Stored dataset items →
===============

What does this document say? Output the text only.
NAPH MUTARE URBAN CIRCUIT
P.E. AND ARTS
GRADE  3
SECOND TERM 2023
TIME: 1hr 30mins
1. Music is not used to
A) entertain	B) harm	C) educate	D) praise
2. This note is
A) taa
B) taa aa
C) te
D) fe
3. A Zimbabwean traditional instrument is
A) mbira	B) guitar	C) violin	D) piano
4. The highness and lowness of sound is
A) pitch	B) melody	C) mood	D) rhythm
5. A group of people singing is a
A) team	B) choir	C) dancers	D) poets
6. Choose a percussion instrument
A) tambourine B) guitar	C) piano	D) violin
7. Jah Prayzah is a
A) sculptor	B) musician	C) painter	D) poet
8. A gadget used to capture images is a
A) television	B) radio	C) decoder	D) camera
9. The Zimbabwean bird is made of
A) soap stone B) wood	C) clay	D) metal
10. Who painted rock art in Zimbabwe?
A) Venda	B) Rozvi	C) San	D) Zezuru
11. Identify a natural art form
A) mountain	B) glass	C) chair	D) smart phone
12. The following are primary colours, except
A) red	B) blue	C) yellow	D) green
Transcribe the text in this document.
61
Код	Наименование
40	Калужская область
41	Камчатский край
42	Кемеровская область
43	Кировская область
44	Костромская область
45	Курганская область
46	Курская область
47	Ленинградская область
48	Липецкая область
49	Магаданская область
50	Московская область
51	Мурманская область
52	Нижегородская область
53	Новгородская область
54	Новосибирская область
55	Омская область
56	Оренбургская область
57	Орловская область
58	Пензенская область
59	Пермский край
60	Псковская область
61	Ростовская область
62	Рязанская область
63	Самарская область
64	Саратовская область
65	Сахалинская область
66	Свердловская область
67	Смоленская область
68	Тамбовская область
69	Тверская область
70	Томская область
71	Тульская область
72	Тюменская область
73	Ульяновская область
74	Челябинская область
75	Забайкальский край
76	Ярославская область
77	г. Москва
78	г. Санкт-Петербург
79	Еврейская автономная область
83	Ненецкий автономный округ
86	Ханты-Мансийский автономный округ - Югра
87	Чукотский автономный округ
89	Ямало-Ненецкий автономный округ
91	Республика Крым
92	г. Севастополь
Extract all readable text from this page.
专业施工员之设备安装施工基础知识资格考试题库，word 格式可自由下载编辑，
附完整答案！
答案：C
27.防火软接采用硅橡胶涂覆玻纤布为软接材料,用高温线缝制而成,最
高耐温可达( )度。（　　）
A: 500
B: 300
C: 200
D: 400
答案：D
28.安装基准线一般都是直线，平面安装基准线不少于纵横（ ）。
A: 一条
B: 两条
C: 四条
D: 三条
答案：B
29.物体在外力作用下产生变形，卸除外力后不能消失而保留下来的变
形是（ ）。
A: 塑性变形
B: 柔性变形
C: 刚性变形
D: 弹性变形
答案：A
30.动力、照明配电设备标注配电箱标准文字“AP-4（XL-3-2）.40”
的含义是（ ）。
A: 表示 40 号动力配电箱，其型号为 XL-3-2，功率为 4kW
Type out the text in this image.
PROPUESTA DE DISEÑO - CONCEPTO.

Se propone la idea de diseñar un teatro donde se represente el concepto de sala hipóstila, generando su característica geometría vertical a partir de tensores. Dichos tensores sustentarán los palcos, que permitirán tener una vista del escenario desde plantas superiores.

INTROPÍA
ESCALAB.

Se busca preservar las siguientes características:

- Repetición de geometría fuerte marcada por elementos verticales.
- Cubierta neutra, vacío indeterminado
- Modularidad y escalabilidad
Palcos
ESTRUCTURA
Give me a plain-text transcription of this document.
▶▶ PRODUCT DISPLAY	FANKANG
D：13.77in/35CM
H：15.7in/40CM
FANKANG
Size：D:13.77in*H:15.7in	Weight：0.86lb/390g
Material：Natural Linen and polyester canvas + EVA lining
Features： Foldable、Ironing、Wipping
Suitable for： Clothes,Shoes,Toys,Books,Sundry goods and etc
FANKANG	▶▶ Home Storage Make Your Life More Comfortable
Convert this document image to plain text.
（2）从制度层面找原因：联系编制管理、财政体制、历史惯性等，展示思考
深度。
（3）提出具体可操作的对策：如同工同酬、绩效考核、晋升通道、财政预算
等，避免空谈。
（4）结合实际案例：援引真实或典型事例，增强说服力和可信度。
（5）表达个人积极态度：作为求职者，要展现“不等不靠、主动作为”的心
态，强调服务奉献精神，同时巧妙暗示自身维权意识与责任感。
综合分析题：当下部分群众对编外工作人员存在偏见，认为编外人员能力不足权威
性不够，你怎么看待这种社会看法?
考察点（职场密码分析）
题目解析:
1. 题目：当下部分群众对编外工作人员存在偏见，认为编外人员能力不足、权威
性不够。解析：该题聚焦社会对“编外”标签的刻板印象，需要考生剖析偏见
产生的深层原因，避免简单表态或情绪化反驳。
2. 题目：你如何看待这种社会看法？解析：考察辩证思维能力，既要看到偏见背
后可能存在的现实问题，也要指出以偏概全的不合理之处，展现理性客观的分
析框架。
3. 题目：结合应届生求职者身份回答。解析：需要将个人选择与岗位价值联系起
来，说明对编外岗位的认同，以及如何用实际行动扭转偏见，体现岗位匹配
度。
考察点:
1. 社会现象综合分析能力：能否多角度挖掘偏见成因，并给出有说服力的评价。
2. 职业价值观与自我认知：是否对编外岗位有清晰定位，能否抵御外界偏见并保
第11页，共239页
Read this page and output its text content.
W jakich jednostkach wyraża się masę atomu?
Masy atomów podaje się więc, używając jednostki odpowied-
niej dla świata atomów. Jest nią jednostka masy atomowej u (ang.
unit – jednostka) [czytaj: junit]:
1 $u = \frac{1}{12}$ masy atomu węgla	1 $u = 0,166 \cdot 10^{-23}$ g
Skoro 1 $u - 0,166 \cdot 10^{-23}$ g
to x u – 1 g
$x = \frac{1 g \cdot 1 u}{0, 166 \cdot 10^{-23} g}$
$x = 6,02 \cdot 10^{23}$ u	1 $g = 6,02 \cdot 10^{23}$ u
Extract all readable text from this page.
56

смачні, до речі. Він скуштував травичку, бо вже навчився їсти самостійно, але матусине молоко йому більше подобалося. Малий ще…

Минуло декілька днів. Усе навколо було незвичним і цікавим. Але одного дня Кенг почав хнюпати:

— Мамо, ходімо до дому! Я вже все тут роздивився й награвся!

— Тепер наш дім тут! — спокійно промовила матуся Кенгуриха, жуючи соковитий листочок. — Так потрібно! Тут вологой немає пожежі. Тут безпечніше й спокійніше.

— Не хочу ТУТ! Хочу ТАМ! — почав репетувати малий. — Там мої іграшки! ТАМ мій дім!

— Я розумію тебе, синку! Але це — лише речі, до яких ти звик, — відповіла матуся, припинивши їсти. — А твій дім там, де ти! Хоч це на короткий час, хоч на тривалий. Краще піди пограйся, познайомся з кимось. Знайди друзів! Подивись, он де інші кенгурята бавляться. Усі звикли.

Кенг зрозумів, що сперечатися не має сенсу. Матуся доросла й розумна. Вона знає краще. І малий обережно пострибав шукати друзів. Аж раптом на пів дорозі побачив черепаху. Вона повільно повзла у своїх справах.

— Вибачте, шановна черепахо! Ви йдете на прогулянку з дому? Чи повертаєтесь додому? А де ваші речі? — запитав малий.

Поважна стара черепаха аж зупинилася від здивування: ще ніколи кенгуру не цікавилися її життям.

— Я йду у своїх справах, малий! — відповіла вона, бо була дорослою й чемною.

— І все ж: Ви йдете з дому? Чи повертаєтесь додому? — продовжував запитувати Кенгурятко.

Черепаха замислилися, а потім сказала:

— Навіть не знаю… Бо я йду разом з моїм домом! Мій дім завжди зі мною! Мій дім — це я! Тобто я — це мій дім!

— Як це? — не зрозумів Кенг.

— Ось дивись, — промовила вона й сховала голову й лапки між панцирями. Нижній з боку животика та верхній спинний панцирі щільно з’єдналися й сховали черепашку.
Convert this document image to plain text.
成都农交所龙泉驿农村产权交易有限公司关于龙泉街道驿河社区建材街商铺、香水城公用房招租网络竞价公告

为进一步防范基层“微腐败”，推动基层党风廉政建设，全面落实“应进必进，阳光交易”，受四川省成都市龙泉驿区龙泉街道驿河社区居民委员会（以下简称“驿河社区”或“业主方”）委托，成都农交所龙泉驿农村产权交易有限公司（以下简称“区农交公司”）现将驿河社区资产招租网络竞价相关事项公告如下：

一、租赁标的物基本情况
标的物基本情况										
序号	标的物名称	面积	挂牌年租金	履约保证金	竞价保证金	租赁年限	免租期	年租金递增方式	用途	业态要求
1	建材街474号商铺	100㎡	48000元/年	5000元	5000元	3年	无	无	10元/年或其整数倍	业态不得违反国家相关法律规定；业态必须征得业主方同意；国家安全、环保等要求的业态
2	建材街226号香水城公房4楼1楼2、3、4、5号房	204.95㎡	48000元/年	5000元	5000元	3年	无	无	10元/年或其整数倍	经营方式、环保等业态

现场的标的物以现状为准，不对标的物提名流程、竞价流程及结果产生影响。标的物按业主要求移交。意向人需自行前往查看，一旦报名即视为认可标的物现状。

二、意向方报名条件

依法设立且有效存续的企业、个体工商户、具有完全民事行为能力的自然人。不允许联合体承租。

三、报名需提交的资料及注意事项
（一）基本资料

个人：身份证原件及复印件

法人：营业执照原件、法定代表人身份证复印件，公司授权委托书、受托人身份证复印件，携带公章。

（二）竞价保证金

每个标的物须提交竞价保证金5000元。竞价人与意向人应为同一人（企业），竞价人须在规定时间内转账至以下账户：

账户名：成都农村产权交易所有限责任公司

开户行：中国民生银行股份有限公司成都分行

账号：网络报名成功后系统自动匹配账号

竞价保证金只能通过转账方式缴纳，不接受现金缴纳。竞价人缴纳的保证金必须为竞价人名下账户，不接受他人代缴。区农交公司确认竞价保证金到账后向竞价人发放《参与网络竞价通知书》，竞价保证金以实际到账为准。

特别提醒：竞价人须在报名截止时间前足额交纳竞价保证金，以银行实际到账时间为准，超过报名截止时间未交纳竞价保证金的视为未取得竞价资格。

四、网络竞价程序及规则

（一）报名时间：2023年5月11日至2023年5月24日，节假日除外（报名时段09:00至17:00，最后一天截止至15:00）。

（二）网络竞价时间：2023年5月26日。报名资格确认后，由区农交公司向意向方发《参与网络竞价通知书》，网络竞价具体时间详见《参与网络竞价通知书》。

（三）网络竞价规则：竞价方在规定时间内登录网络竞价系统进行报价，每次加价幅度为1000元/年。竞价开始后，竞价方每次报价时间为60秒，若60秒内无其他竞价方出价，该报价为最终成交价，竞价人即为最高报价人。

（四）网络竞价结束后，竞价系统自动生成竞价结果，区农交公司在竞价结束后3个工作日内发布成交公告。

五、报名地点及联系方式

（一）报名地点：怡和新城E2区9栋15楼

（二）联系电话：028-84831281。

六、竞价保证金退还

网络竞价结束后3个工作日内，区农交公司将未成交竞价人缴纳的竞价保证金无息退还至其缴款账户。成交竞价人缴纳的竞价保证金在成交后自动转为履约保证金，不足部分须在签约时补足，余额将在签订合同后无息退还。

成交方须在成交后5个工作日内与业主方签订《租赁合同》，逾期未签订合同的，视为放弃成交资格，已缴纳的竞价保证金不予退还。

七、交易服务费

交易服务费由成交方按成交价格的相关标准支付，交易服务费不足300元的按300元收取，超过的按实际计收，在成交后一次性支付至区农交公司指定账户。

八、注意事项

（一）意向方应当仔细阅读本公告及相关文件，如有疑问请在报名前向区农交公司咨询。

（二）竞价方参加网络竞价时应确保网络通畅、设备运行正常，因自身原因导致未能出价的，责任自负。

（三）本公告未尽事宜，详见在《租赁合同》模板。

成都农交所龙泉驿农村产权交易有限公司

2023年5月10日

===============

Copy each line of the listing in which the word "додому" can be found.

— Вибачте, шановна черепахо! Ви йдете на прогулянку з дому? Чи повертаєтесь додому? А де ваші речі? — запитав малий.
— І все ж: Ви йдете з дому? Чи повертаєтесь додому? — продовжував запитувати Кенгурятко.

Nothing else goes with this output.